[Start Excerpted passage]

This discussion is archived
10 Replies Latest reply: Dec 11, 2012 7:18 AM by KirkMcNeilFJ RSS

How to count number of files on zfs filesystem

KirkMcNeilFJ Newbie
Currently Being Moderated
Hi all,
Is there a way to count the number of files on a zfs filesystem similar to how "df -o i /ufs_filesystm" works? I am looking for a way to do this without using find as I suspect there are millions of files on a zfs filesystem that is causing slow performance sometimes on a particular zfs file system

Thanks.
  • 1. Re: How to count number of files on zfs filesystem
    abrante Pro
    Currently Being Moderated
    Good question!

    What about

    df -g

    .. or is that Solaris 11?

    .7/M.
  • 2. Re: How to count number of files on zfs filesystem
    cindys Pro
    Currently Being Moderated
    Good question.

    I'm still doing some research, haven't found a good solution yet,
    but this seems to work:

    # cd /pond/cdata
    # # find . -name "*" | wc -l
    1785

    I can't comment on the performance in a very large file system though.

    Thanks, Cindy
  • 3. Re: How to count number of files on zfs filesystem
    bigdelboy Pro
    Currently Being Moderated
    Just to comment I am not sure in itself having millions of files on (or even tens or millions) of files on a zfs filesysem in iteself will lead to bad performance.

    However attempting to access a lot of files may leave to bad performance (eg attempting to run a file based backup). And if the filesystem is overfull (eg 80%?) or there is little space for zfs cache that that might also cause performance problems. And simply trying to read to many times or too much or getting contention with elsewhere may be a problem.

    I am of course open to comments ....
  • 4. Re: How to count number of files on zfs filesystem
    Nik Expert
    Currently Being Moderated
    Hi.

    df -t <mount_point> show how many free i-node present and total i-node number. So you can calculate how many i-nodes (files) used.

    df -t <mount_point> | awk ' { if ( NR==1) F=$(NF-1) ; if ( NR==2) print $(NF-1) - F }'


    Regards.
  • 5. Re: How to count number of files on zfs filesystem
    KirkMcNeilFJ Newbie
    Currently Being Moderated
    Initial research I did were pointing to people using df -g and doing the same calculations using free and total inodes. As far as I know zfs does not use inodes so I'm very skeptic in using something that reports used and free inodes on a zfs filesystem. Output of a quick test I did below using the df -t method, close but can anyone account for the descrepancy of 3. If it varies like this on a small test, maybe it will vary more on the actual file system


    bash-3.00# zfs list
    NAME USED AVAIL REFER MOUNTPOINT
    pool1 6.06G 792M 6.06G /test

    bash-3.00# find /test -name '*' | wc -l
    20
    bash-3.00# df -t /test | awk ' { if ( NR==1) F=$(NF-1) ; if ( NR==2) print $(NF-1) - F }'
    23

    bash-3.00# find /test | nl
    1 /test
    2 /test/testme2
    3 /test/file006
    4 /test/testme
    5 /test/file012
    6 /test/file005
    7 /test/file008
    8 /test/file002
    9 /test/file011
    10 /test/t03
    11 /test/file013
    12 /test/t01
    13 /test/file007
    14 /test/file3
    15 /test/file014
    16 /test/file010
    17 /test/t02
    18 /test/file003
    19 /test/file009
    20 /test/file004
    bash-3.00#

    bash-3.00# df -t /test
    /test (pool1 ): 1621803 blocks 1621803 files
    total: 14321664 blocks 1621826 files
    bash-3.00#
  • 6. Re: How to count number of files on zfs filesystem
    Nik Expert
    Currently Being Moderated
    Hi.

[End Excerpted passage]
[Start Stored data]

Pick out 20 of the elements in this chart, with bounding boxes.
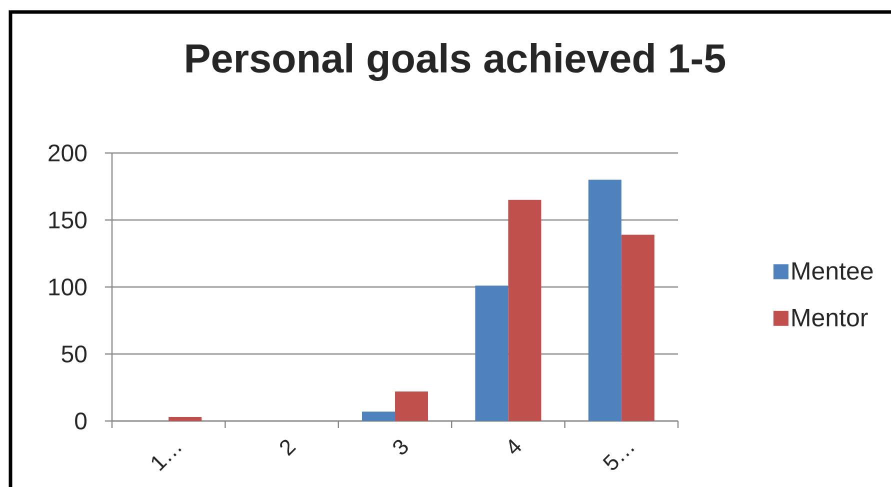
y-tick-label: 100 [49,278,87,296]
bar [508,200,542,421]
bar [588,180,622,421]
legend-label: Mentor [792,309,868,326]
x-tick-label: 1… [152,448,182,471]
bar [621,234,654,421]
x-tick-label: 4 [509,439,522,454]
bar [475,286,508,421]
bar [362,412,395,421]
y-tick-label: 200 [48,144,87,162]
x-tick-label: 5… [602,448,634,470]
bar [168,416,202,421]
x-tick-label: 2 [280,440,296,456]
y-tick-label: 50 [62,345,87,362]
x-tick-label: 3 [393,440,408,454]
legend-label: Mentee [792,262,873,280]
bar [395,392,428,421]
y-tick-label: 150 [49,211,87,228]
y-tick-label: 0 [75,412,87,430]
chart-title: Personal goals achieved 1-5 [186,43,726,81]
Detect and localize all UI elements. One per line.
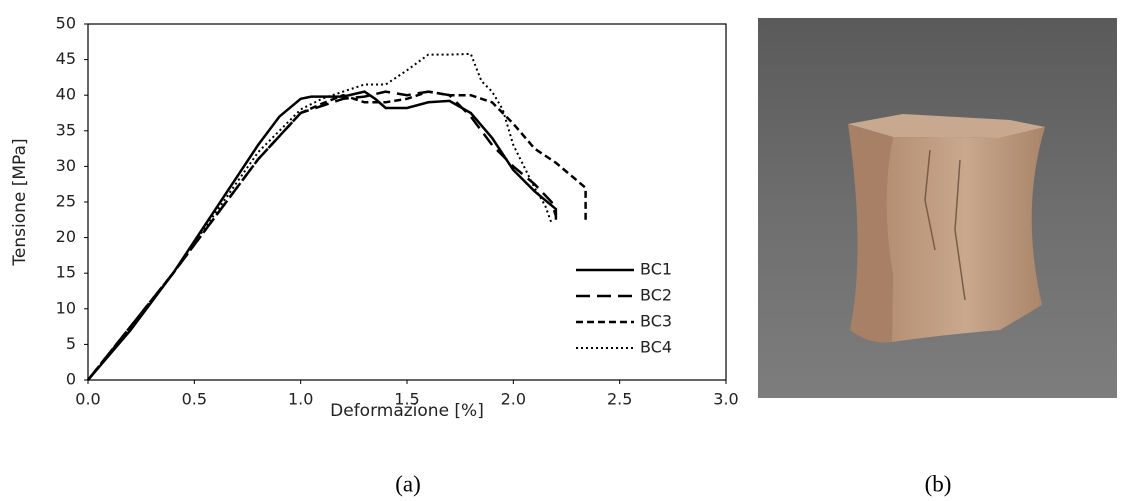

[End Stored data]
[Start Stored data]

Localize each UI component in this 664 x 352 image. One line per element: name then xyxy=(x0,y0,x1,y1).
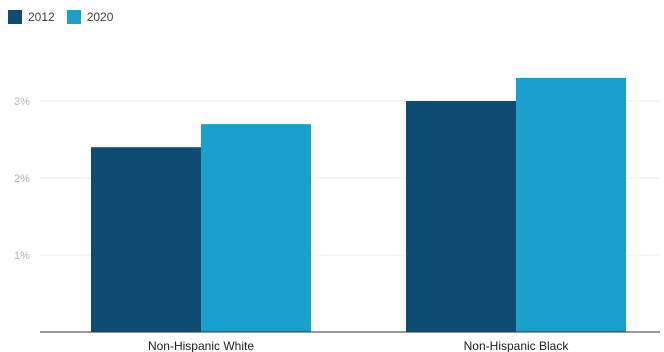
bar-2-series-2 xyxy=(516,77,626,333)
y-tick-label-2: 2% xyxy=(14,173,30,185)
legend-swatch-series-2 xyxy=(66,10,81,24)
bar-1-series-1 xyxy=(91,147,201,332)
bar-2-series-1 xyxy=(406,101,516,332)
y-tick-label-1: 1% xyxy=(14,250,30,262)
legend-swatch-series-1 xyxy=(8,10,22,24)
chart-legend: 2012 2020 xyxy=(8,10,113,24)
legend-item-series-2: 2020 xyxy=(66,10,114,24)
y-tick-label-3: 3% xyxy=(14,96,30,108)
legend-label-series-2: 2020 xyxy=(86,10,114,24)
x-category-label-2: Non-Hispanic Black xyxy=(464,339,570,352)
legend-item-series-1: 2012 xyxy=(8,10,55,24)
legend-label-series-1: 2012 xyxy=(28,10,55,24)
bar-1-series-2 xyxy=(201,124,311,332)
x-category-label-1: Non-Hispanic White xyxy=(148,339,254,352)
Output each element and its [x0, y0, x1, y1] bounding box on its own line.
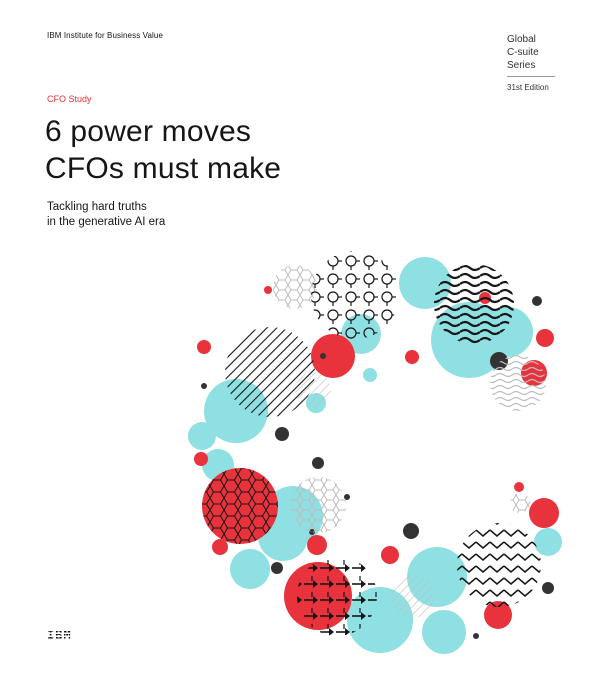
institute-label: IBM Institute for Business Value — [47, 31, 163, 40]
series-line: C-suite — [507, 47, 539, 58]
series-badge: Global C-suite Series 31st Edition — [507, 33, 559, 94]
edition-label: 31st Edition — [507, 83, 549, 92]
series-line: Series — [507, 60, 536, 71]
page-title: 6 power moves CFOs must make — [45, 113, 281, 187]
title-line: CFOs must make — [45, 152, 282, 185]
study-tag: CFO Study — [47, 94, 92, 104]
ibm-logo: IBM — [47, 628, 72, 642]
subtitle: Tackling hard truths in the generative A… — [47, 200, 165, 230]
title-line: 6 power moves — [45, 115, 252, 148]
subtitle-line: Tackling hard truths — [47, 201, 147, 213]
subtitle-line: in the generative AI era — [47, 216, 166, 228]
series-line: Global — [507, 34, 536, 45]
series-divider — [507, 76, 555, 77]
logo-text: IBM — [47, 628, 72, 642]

[End Stored data]

Requirement
Do the following statements agree with the ZFS file-count thread? Answer each with yes or no, and quote the thread's deciding words. 1. KirkMcNeilFJ wants a way to count files without using find. 2. KirkMcNeilFJ understands that zfs uses inodes. 3. bigdelboy is sure that millions of files on a zfs filesystem will by themselves lead to bad performance.

Result of this exercise
1. Yes: "I am looking for a way to do this without using find"
2. No: "As far as I know zfs does not use inodes"
3. No: "I am not sure in itself having millions of files"